• **TASK REQUIREMENTS**: Work out how many lines of the listing hold "Stuttgart", then state only that count.

Lines of data:
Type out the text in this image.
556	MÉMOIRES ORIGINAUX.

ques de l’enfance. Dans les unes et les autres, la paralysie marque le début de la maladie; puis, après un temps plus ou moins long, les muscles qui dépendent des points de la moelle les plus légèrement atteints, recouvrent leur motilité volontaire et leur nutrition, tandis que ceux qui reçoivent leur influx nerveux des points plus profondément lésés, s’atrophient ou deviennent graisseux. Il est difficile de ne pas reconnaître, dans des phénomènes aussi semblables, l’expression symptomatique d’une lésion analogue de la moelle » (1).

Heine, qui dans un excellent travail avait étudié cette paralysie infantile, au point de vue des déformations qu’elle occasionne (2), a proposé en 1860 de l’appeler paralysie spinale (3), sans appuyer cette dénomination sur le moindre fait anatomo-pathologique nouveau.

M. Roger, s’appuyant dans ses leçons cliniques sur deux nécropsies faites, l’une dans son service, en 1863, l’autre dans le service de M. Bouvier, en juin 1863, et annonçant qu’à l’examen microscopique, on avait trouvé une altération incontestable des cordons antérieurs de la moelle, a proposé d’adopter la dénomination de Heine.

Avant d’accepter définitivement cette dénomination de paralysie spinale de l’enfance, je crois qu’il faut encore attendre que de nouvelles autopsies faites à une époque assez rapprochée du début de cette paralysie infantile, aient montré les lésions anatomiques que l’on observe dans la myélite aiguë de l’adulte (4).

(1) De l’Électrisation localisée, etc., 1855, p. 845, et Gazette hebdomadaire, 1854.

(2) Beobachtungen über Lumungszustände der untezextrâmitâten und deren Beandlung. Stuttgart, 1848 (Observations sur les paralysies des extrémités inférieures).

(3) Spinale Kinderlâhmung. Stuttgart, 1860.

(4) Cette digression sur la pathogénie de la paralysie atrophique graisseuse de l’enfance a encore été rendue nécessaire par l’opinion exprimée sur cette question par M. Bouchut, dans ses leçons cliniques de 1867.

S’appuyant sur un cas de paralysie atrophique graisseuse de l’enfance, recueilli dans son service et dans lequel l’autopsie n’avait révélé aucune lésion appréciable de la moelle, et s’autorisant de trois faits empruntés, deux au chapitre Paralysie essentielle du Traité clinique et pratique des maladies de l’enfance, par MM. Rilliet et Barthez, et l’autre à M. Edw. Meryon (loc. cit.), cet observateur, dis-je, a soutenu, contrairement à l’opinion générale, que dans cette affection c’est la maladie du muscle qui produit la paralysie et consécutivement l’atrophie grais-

• **THE ANSWER**: 2